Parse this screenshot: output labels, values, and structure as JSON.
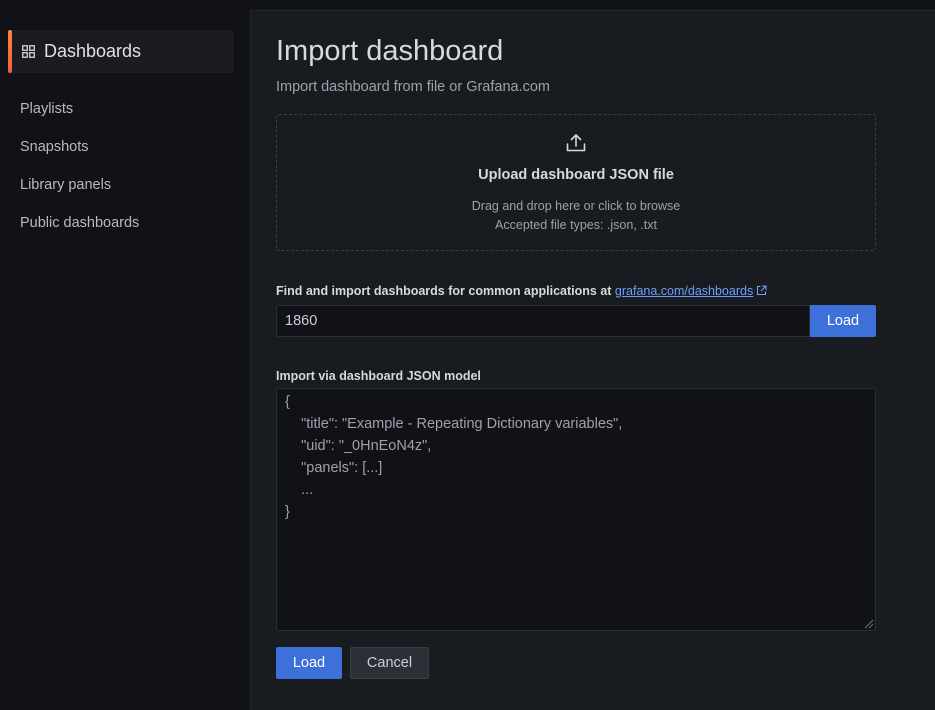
{
  "sidebar": {
    "active_label": "Dashboards",
    "items": [
      {
        "label": "Playlists"
      },
      {
        "label": "Snapshots"
      },
      {
        "label": "Library panels"
      },
      {
        "label": "Public dashboards"
      }
    ],
    "accent_color": "#ff8833"
  },
  "main": {
    "title": "Import dashboard",
    "subtitle": "Import dashboard from file or Grafana.com",
    "upload": {
      "icon": "upload-icon",
      "title": "Upload dashboard JSON file",
      "drag_text": "Drag and drop here or click to browse",
      "accepted": "Accepted file types: .json, .txt"
    },
    "find": {
      "label": "Find and import dashboards for common applications at ",
      "link_text": "grafana.com/dashboards",
      "input_value": "1860",
      "load_label": "Load"
    },
    "json_model": {
      "label": "Import via dashboard JSON model",
      "placeholder_lines": [
        "{",
        "    \"title\": \"Example - Repeating Dictionary variables\",",
        "    \"uid\": \"_0HnEoN4z\",",
        "    \"panels\": [...]",
        "    ...",
        "}"
      ]
    },
    "actions": {
      "load_label": "Load",
      "cancel_label": "Cancel"
    },
    "primary_color": "#3d71d9"
  }
}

**GOAL OF THE EXERCISE:** A faithful copy of the records above is needed, with the pictures left out.

**THE RESPONSE:**
Parse this screenshot: output labels, values, and structure as JSON.
{
  "sidebar": {
    "active_label": "Dashboards",
    "items": [
      {
        "label": "Playlists"
      },
      {
        "label": "Snapshots"
      },
      {
        "label": "Library panels"
      },
      {
        "label": "Public dashboards"
      }
    ],
    "accent_color": "#ff8833"
  },
  "main": {
    "title": "Import dashboard",
    "subtitle": "Import dashboard from file or Grafana.com",
    "upload": {
      "icon": "upload-icon",
      "title": "Upload dashboard JSON file",
      "drag_text": "Drag and drop here or click to browse",
      "accepted": "Accepted file types: .json, .txt"
    },
    "find": {
      "label": "Find and import dashboards for common applications at ",
      "link_text": "grafana.com/dashboards",
      "input_value": "1860",
      "load_label": "Load"
    },
    "json_model": {
      "label": "Import via dashboard JSON model",
      "placeholder_lines": [
        "{",
        "    \"title\": \"Example - Repeating Dictionary variables\",",
        "    \"uid\": \"_0HnEoN4z\",",
        "    \"panels\": [...]",
        "    ...",
        "}"
      ]
    },
    "actions": {
      "load_label": "Load",
      "cancel_label": "Cancel"
    },
    "primary_color": "#3d71d9"
  }
}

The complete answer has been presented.